> Do this: Give everything from the start of the records down to and including the line containing "caption-english — [564, 550, 984, 592]" as a JSON list of strings, one string per line, with blank lines omitted.

> Entries supplied:
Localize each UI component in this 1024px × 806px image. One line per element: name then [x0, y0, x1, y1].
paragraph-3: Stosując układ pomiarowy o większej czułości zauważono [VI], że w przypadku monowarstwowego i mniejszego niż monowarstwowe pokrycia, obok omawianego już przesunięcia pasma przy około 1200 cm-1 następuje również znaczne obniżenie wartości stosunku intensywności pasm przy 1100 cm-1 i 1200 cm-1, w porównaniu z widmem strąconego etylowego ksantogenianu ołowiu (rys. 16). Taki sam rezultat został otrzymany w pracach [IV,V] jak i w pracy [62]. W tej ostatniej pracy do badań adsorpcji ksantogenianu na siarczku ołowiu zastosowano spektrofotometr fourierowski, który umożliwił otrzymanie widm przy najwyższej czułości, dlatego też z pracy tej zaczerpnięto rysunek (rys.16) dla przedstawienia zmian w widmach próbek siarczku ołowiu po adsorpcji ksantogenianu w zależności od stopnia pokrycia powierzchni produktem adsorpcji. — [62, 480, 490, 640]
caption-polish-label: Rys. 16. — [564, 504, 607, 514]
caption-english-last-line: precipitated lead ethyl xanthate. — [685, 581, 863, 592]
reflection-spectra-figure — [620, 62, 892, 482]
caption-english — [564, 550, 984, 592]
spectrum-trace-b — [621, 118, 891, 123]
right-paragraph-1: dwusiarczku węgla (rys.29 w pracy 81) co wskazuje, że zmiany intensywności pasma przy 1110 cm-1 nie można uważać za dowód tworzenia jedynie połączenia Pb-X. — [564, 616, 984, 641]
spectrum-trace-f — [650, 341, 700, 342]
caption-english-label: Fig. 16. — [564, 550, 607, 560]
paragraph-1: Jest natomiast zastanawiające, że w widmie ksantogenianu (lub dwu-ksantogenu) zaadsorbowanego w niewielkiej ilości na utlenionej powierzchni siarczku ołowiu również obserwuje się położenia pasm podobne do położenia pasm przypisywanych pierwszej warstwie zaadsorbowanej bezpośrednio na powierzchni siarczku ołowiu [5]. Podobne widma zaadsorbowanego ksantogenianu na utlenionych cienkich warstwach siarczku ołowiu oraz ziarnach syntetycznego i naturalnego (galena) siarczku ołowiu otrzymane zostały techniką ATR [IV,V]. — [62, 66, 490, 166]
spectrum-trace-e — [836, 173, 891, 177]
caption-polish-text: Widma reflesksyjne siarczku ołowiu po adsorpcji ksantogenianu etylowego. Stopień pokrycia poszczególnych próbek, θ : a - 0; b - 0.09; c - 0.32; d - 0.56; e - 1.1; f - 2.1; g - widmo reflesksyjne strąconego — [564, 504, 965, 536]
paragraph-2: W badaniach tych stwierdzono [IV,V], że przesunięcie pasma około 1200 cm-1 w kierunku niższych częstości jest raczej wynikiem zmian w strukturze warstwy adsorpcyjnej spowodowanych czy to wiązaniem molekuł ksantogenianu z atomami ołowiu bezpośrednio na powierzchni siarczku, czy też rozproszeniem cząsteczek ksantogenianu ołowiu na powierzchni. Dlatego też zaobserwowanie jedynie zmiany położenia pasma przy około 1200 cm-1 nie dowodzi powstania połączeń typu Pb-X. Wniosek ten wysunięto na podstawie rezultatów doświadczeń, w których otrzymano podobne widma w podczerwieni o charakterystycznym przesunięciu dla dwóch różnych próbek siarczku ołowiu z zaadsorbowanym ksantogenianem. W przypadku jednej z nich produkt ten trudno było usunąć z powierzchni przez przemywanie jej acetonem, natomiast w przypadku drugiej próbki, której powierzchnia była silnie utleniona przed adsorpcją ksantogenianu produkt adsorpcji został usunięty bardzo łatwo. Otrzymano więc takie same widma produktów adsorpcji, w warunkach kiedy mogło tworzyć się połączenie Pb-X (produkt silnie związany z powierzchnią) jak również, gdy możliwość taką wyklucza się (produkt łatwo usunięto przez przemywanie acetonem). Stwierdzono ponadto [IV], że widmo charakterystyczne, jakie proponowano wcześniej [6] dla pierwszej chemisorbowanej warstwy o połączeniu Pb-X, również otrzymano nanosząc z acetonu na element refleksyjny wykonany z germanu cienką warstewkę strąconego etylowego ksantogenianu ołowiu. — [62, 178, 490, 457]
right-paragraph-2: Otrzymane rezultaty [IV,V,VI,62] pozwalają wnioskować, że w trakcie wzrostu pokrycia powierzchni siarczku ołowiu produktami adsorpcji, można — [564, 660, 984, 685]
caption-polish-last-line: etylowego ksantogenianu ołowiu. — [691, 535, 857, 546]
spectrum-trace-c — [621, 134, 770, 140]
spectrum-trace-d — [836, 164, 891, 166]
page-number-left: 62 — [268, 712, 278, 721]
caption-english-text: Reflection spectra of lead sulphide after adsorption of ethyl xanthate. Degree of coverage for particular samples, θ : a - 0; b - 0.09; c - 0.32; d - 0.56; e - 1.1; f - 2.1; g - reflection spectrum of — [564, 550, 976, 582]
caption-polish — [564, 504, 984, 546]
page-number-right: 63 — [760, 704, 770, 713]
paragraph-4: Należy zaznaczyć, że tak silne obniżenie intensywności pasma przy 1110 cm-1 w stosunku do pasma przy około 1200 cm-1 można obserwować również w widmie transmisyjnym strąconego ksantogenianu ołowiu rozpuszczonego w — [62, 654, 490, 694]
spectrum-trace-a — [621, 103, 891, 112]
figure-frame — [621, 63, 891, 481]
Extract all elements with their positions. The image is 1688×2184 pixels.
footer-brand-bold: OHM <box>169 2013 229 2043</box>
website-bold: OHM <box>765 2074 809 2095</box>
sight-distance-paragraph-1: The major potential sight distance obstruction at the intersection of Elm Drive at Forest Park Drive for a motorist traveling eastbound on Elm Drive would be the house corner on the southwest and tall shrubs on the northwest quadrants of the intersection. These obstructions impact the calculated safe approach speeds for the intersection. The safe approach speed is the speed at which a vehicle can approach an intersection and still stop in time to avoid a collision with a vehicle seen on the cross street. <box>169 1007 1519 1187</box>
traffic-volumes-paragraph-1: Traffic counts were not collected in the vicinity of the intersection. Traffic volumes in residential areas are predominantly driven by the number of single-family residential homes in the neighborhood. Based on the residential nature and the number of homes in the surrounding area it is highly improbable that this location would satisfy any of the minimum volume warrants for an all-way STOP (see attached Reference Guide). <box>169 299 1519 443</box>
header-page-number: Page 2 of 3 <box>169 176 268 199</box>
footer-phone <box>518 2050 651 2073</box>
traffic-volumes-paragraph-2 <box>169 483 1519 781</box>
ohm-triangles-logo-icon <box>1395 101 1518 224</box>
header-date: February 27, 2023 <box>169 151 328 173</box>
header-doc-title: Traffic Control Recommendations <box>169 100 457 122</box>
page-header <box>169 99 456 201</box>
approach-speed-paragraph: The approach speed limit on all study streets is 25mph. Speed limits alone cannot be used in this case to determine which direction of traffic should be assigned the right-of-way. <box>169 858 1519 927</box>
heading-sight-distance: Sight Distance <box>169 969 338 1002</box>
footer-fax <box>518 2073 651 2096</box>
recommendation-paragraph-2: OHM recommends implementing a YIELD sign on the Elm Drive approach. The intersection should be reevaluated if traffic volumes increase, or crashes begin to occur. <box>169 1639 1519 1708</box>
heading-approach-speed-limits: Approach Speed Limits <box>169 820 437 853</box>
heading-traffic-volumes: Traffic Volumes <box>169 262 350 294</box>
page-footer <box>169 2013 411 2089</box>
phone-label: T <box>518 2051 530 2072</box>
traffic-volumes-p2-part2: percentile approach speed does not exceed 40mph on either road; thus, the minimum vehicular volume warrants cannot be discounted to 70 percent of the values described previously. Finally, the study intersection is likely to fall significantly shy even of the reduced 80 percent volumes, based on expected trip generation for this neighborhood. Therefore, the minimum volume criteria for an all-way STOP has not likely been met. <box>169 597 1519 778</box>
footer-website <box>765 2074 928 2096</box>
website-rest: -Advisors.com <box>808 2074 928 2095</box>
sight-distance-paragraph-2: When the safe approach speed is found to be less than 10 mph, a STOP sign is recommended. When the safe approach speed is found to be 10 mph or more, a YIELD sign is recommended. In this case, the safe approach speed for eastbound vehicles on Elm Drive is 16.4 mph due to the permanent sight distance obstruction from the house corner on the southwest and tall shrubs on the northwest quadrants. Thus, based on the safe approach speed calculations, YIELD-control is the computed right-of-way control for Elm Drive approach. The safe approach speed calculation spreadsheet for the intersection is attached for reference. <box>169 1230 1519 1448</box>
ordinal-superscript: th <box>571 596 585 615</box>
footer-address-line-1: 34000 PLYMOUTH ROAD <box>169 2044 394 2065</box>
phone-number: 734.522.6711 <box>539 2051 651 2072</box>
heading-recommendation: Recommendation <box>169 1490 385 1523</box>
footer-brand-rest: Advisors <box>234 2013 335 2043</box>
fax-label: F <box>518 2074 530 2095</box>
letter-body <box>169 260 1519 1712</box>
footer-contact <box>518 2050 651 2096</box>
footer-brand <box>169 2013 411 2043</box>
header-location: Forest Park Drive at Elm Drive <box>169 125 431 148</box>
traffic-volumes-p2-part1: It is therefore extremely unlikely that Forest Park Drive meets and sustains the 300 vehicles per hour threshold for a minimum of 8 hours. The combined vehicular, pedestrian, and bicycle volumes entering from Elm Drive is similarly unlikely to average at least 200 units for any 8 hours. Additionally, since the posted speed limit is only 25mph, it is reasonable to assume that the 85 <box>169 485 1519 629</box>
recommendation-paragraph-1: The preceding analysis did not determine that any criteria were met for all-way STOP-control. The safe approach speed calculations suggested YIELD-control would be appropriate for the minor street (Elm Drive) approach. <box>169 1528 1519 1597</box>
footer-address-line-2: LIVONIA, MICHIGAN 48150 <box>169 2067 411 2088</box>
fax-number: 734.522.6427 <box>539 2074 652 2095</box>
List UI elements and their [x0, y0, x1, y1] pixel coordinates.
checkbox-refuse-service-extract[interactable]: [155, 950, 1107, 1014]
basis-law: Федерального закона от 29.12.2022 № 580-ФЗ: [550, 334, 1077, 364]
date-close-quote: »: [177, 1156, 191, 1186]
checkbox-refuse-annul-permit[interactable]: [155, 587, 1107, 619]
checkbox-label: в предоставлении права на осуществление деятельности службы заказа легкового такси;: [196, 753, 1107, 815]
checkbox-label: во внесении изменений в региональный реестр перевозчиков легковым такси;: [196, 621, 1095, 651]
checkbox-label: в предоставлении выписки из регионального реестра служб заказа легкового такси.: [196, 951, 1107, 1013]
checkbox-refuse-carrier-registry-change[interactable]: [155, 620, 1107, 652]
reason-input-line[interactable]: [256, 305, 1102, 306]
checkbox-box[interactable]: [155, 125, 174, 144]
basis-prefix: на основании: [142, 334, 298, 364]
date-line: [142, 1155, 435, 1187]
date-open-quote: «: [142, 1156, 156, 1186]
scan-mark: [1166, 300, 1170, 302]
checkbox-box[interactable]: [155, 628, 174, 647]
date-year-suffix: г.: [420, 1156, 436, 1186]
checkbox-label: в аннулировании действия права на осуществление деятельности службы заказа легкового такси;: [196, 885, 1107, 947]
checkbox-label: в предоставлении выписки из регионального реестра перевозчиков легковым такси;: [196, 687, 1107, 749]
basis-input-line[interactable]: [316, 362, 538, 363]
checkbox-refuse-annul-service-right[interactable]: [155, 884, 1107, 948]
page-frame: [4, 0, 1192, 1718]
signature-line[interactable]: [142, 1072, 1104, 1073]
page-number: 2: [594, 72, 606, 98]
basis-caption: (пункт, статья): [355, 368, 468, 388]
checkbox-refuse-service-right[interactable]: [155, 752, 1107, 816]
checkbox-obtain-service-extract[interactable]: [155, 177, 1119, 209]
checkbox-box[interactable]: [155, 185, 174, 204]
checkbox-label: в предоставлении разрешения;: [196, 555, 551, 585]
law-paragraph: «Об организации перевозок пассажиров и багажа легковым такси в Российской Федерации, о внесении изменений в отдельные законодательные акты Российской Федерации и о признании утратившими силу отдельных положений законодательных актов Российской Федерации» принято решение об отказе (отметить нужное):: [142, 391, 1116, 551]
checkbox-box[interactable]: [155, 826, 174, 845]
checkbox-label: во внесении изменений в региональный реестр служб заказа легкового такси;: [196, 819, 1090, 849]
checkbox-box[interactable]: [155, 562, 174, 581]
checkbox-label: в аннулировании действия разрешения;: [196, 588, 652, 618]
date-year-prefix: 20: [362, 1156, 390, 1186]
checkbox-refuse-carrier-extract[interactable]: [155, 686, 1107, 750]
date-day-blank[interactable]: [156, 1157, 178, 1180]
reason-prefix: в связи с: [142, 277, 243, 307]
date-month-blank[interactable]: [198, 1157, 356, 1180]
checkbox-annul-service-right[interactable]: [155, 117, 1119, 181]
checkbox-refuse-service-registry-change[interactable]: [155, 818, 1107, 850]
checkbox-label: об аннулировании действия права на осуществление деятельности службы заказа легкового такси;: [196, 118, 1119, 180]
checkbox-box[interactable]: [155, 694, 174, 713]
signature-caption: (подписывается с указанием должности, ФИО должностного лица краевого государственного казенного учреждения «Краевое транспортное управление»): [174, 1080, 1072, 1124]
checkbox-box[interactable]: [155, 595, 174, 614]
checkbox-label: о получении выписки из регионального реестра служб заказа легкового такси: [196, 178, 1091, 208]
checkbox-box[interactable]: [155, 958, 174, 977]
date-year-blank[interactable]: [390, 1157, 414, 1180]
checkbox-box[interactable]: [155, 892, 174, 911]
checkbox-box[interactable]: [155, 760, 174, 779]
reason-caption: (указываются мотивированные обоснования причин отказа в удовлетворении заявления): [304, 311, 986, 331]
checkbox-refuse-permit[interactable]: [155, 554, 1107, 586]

> Answer to the problem:
[
  "Localize each UI component in this 1024px × 806px image. One line per element: name then [x0, y0, x1, y1].",
  "paragraph-3: Stosując układ pomiarowy o większej czułości zauważono [VI], że w przypadku monowarstwowego i mniejszego niż monowarstwowe pokrycia, obok omawianego już przesunięcia pasma przy około 1200 cm-1 następuje również znaczne obniżenie wartości stosunku intensywności pasm przy 1100 cm-1 i 1200 cm-1, w porównaniu z widmem strąconego etylowego ksantogenianu ołowiu (rys. 16). Taki sam rezultat został otrzymany w pracach [IV,V] jak i w pracy [62]. W tej ostatniej pracy do badań adsorpcji ksantogenianu na siarczku ołowiu zastosowano spektrofotometr fourierowski, który umożliwił otrzymanie widm przy najwyższej czułości, dlatego też z pracy tej zaczerpnięto rysunek (rys.16) dla przedstawienia zmian w widmach próbek siarczku ołowiu po adsorpcji ksantogenianu w zależności od stopnia pokrycia powierzchni produktem adsorpcji. — [62, 480, 490, 640]",
  "caption-polish-label: Rys. 16. — [564, 504, 607, 514]",
  "caption-english-last-line: precipitated lead ethyl xanthate. — [685, 581, 863, 592]",
  "reflection-spectra-figure — [620, 62, 892, 482]",
  "caption-english — [564, 550, 984, 592]"
]